REQUIREMENT →
Scan each line of the records for the word "text" and extract the ones that have it.

Extracts from a graphics dataset
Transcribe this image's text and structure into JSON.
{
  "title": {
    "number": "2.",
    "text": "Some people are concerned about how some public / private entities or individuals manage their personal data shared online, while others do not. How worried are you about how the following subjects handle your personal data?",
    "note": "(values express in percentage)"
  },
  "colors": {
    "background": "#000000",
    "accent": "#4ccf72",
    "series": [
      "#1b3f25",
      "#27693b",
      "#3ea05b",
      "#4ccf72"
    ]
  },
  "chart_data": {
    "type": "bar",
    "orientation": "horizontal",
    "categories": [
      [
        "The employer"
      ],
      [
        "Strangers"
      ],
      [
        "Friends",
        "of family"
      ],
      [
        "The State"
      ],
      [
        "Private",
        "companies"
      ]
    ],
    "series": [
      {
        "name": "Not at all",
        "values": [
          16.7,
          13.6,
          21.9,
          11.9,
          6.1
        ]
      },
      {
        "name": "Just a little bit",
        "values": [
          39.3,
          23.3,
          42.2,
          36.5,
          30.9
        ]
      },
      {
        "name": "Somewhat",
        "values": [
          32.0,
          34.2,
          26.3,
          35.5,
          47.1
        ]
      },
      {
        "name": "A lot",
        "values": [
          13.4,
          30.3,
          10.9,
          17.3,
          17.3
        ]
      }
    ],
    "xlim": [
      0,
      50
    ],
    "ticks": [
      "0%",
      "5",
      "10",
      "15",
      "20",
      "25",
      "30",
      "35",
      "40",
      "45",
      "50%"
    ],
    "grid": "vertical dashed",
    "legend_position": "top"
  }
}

RESULT →
Transcribe this image's text and structure into JSON.
    "text": "Some people are concerned about how some public / private entities or individuals manage their personal data shared online, while others do not. How worried are you about how the following subjects handle your personal data?",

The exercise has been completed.